Look below. Copy each line that has "hardness" in it.
## START DATA LINES
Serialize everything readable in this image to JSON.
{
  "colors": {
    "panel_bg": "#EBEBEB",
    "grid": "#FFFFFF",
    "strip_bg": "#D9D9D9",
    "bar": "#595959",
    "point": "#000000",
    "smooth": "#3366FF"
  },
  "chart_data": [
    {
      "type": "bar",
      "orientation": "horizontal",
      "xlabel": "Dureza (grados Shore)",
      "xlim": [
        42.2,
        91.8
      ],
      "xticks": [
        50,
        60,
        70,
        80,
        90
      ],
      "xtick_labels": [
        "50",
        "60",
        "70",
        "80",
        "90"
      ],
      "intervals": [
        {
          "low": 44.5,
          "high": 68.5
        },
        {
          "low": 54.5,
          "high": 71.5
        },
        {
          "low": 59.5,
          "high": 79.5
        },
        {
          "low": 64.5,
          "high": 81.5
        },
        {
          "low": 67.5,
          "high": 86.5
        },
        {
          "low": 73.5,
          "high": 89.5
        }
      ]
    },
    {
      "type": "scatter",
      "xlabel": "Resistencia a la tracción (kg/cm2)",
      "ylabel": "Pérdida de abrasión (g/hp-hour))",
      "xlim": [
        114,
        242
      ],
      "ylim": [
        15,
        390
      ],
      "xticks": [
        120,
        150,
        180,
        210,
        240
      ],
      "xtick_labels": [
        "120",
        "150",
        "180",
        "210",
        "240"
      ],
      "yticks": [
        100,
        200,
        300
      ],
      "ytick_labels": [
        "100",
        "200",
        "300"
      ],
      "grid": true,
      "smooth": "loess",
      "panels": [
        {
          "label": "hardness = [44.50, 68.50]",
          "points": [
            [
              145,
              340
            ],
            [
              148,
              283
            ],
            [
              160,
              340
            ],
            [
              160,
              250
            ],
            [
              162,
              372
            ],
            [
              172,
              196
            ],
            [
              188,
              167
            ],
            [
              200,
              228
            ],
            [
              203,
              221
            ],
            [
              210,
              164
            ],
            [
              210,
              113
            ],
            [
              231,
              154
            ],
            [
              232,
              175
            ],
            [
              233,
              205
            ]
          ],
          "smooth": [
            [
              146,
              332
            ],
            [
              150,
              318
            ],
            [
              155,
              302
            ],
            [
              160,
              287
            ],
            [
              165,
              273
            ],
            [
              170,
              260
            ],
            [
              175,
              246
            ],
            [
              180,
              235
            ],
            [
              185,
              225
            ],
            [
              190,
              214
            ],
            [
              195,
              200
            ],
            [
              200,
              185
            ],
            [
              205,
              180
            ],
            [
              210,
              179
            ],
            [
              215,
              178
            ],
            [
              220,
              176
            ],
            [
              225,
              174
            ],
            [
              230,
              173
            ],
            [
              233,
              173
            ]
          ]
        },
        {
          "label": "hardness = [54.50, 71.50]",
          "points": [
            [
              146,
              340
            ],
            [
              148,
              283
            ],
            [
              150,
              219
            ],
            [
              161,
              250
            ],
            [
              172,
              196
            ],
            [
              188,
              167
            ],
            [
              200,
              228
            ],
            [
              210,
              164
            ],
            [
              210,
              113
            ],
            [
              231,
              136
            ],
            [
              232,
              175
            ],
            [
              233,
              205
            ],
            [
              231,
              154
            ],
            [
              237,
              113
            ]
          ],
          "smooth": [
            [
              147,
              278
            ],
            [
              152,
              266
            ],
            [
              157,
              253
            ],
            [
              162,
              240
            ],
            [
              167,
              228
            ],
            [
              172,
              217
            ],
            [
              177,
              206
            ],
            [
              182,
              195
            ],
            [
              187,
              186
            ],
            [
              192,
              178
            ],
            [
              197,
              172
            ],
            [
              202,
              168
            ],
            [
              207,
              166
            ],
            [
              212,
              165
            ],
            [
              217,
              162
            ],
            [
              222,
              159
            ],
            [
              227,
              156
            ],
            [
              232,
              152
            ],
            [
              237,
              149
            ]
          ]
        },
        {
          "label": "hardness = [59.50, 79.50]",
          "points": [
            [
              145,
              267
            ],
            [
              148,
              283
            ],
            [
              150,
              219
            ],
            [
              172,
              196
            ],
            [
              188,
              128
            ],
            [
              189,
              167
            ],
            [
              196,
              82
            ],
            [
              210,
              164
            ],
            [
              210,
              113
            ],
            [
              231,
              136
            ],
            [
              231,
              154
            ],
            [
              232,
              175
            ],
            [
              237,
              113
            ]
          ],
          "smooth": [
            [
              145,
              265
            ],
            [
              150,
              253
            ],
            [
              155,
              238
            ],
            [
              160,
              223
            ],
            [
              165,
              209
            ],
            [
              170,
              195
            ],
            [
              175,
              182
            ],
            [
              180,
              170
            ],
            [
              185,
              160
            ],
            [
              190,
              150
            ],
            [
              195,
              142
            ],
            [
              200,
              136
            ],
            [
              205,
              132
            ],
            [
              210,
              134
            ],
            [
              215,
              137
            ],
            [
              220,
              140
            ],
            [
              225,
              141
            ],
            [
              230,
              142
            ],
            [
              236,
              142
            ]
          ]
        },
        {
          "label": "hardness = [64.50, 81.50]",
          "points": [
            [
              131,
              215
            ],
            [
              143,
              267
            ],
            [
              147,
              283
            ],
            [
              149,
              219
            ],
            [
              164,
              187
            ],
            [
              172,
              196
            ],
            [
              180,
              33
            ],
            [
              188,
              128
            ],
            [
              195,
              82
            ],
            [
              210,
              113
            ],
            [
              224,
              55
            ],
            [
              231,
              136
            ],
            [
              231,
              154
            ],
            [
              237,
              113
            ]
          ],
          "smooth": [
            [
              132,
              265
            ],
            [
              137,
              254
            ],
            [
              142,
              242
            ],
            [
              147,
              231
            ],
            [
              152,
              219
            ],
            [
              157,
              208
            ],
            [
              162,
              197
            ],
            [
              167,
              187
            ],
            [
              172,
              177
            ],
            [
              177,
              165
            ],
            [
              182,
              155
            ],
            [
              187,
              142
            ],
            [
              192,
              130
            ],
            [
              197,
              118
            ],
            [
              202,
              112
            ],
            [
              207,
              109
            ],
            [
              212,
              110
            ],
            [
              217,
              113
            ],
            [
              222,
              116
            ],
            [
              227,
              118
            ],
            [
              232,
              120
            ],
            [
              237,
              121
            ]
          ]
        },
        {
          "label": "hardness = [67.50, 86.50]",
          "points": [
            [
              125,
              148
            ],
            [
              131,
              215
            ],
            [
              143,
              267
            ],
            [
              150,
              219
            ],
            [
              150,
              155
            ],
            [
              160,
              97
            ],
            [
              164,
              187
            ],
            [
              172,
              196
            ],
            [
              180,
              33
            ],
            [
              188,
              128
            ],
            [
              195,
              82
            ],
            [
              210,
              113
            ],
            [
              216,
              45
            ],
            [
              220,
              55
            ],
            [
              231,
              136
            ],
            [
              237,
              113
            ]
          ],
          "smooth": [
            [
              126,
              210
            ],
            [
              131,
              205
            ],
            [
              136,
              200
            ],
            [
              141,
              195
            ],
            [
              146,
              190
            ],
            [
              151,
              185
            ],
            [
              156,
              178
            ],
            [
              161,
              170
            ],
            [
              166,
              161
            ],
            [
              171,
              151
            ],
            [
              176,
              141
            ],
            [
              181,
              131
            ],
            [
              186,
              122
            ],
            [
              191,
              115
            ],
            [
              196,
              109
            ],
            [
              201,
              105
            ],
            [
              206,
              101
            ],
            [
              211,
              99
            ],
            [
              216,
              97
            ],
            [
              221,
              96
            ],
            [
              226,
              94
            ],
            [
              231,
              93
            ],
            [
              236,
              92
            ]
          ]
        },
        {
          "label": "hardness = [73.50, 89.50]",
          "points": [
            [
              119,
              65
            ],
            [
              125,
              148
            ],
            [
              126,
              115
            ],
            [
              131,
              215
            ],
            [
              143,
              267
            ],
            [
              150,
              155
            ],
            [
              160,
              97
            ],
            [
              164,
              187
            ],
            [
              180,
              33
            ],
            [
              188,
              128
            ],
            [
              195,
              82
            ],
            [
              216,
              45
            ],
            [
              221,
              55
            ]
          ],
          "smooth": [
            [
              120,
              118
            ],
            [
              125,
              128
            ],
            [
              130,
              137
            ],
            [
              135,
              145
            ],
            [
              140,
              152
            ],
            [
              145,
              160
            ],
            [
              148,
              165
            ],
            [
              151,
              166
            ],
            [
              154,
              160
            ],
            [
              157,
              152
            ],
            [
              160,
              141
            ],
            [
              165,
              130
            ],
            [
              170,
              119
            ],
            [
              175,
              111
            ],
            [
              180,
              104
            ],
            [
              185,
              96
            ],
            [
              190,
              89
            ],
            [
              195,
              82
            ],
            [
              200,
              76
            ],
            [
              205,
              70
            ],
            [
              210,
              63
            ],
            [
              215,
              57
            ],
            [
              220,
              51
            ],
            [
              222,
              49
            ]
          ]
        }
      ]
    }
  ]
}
## END DATA LINES
§ **ANSWER FOR THE TASK**
          "label": "hardness = [44.50, 68.50]",
          "label": "hardness = [54.50, 71.50]",
          "label": "hardness = [59.50, 79.50]",
          "label": "hardness = [64.50, 81.50]",
          "label": "hardness = [67.50, 86.50]",
          "label": "hardness = [73.50, 89.50]",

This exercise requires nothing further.